-- START Listed records --
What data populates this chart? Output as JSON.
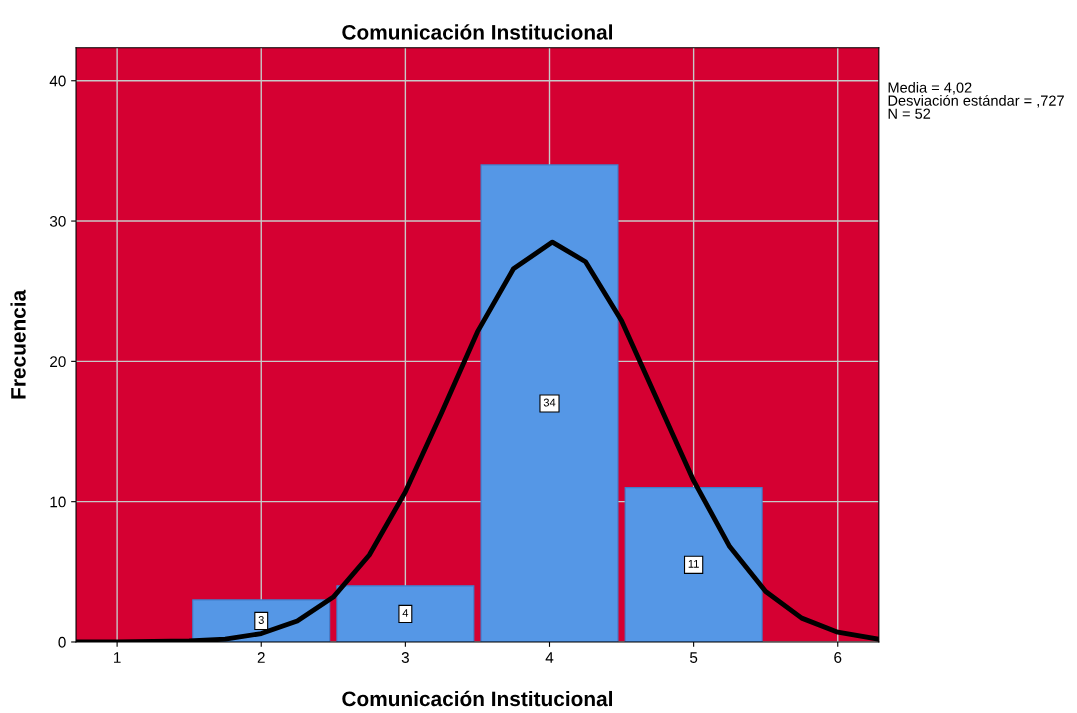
{
  "chart_data": {
    "type": "histogram",
    "title": "Comunicación Institucional",
    "xlabel": "Comunicación Institucional",
    "ylabel": "Frecuencia",
    "bins": [
      1.5,
      2.5,
      3.5,
      4.5,
      5.5
    ],
    "values": [
      3,
      4,
      34,
      11
    ],
    "color": "#5597e6",
    "value_labels": [
      "3",
      "4",
      "34",
      "11"
    ],
    "series": [
      {
        "type": "line",
        "color": "#000000",
        "x": [
          0.72,
          1.0,
          1.5,
          1.75,
          2.0,
          2.25,
          2.5,
          2.75,
          3.0,
          3.25,
          3.5,
          3.75,
          4.02,
          4.25,
          4.5,
          4.75,
          5.0,
          5.25,
          5.5,
          5.75,
          6.0,
          6.28
        ],
        "values": [
          0,
          0,
          0.07,
          0.2,
          0.6,
          1.5,
          3.2,
          6.2,
          10.7,
          16.3,
          22.1,
          26.6,
          28.5,
          27.1,
          22.9,
          17.2,
          11.5,
          6.8,
          3.6,
          1.7,
          0.7,
          0.2
        ]
      }
    ],
    "xlim": [
      0.715,
      6.285
    ],
    "ylim": [
      0,
      42.35
    ],
    "xticks": [
      1,
      2,
      3,
      4,
      5,
      6
    ],
    "yticks": [
      0,
      10,
      20,
      30,
      40
    ],
    "grid": true,
    "marker": "none",
    "line_style": "solid",
    "annotations": [
      "Media = 4,02",
      "Desviación estándar = ,727",
      "N = 52"
    ]
  }
}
-- END Listed records --
Work instructions. Find every line in the records that contains the word "Comunicación"; copy those lines.

Response to this exercise.
    "title": "Comunicación Institucional",
    "xlabel": "Comunicación Institucional",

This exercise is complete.